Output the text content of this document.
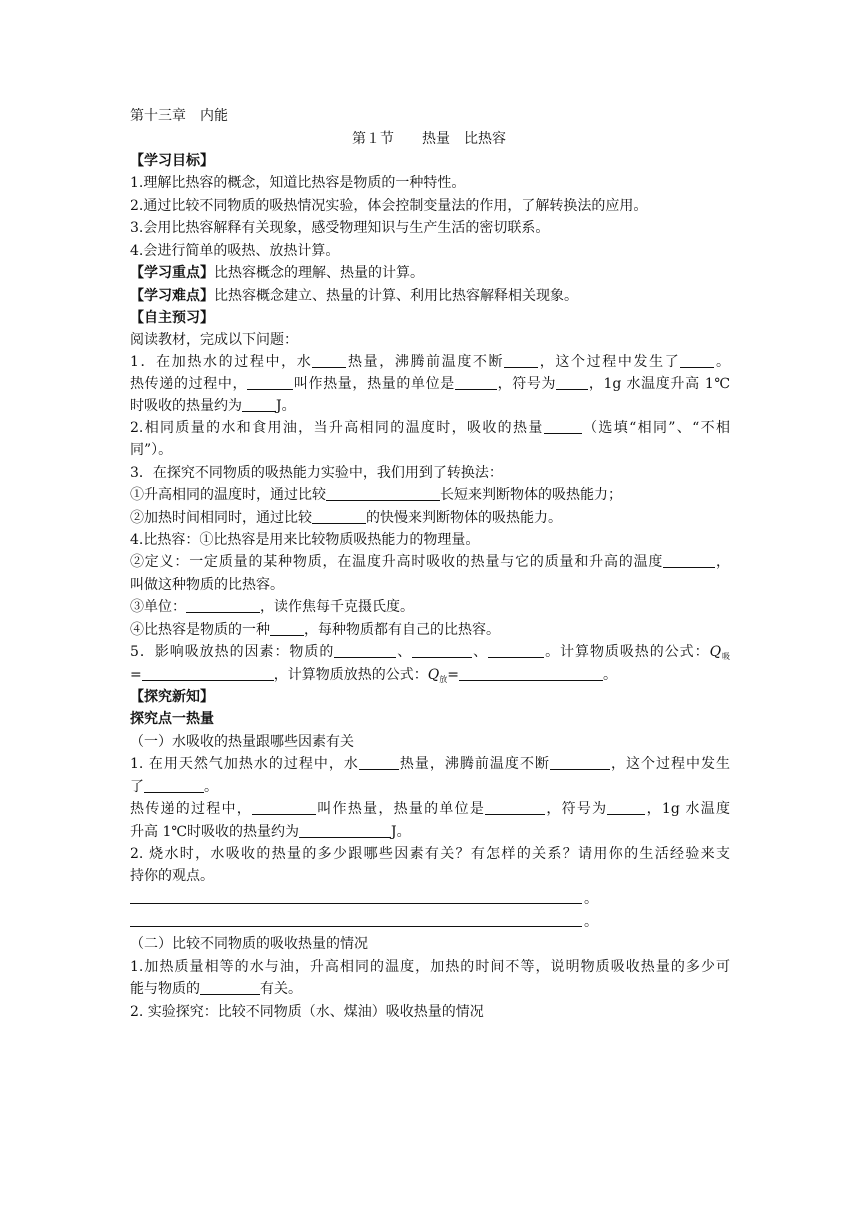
第十三章　内能
第１节　　热量　比热容
【学习目标】
1.理解比热容的概念，知道比热容是物质的一种特性。
2.通过比较不同物质的吸热情况实验，体会控制变量法的作用，了解转换法的应用。
3.会用比热容解释有关现象，感受物理知识与生产生活的密切联系。
4.会进行简单的吸热、放热计算。
【学习重点】比热容概念的理解、热量的计算。
【学习难点】比热容概念建立、热量的计算、利用比热容解释相关现象。
【自主预习】
阅读教材，完成以下问题：
1．在加热水的过程中，水 热量，沸腾前温度不断 ，这个过程中发生了 。
热传递的过程中，	叫作热量，热量的单位是	，符号为 ，1g 水温度升高 1℃
时吸收的热量约为 J。
2.相同质量的水和食用油，当升高相同的温度时，吸收的热量	（选填“相同”、“不相
同”）。
3．在探究不同物质的吸热能力实验中，我们用到了转换法：
①升高相同的温度时，通过比较	长短来判断物体的吸热能力；
②加热时间相同时，通过比较	的快慢来判断物体的吸热能力。
4.比热容：①比热容是用来比较物质吸热能力的物理量。
②定义：一定质量的某种物质，在温度升高时吸收的热量与它的质量和升高的温度	，
叫做这种物质的比热容。
③单位：	，读作焦每千克摄氏度。
④比热容是物质的一种 ，每种物质都有自己的比热容。
5．影响吸放热的因素：物质的	、	、	。计算物质吸热的公式：$Q_吸$
=	，计算物质放热的公式：$Q_放=$	。
【探究新知】
探究点一热量
（一）水吸收的热量跟哪些因素有关
1. 在用天然气加热水的过程中，水	热量，沸腾前温度不断	，这个过程中发生
了	。
热传递的过程中，	叫作热量，热量的单位是	，符号为	，1g 水温度
升高 1℃时吸收的热量约为	J。
2. 烧水时，水吸收的热量的多少跟哪些因素有关？有怎样的关系？请用你的生活经验来支
持你的观点。
。
。
（二）比较不同物质的吸收热量的情况
1.加热质量相等的水与油，升高相同的温度，加热的时间不等，说明物质吸收热量的多少可
能与物质的	有关。
2. 实验探究：比较不同物质（水、煤油）吸收热量的情况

-*-*-

Exercise prompt:
Pictures are to be left out; all else in the entries above is to be quoted exactly.

Result for this task:
Output the text content of this document.
第十三章　内能
第１节　　热量　比热容
【学习目标】
1.理解比热容的概念，知道比热容是物质的一种特性。
2.通过比较不同物质的吸热情况实验，体会控制变量法的作用，了解转换法的应用。
3.会用比热容解释有关现象，感受物理知识与生产生活的密切联系。
4.会进行简单的吸热、放热计算。
【学习重点】比热容概念的理解、热量的计算。
【学习难点】比热容概念建立、热量的计算、利用比热容解释相关现象。
【自主预习】
阅读教材，完成以下问题：
1．在加热水的过程中，水 热量，沸腾前温度不断 ，这个过程中发生了 。
热传递的过程中，	叫作热量，热量的单位是	，符号为 ，1g 水温度升高 1℃
时吸收的热量约为 J。
2.相同质量的水和食用油，当升高相同的温度时，吸收的热量	（选填“相同”、“不相
同”）。
3．在探究不同物质的吸热能力实验中，我们用到了转换法：
①升高相同的温度时，通过比较	长短来判断物体的吸热能力；
②加热时间相同时，通过比较	的快慢来判断物体的吸热能力。
4.比热容：①比热容是用来比较物质吸热能力的物理量。
②定义：一定质量的某种物质，在温度升高时吸收的热量与它的质量和升高的温度	，
叫做这种物质的比热容。
③单位：	，读作焦每千克摄氏度。
④比热容是物质的一种 ，每种物质都有自己的比热容。
5．影响吸放热的因素：物质的	、	、	。计算物质吸热的公式：$Q_吸$
=	，计算物质放热的公式：$Q_放=$	。
【探究新知】
探究点一热量
（一）水吸收的热量跟哪些因素有关
1. 在用天然气加热水的过程中，水	热量，沸腾前温度不断	，这个过程中发生
了	。
热传递的过程中，	叫作热量，热量的单位是	，符号为	，1g 水温度
升高 1℃时吸收的热量约为	J。
2. 烧水时，水吸收的热量的多少跟哪些因素有关？有怎样的关系？请用你的生活经验来支
持你的观点。
。
。
（二）比较不同物质的吸收热量的情况
1.加热质量相等的水与油，升高相同的温度，加热的时间不等，说明物质吸收热量的多少可
能与物质的	有关。
2. 实验探究：比较不同物质（水、煤油）吸收热量的情况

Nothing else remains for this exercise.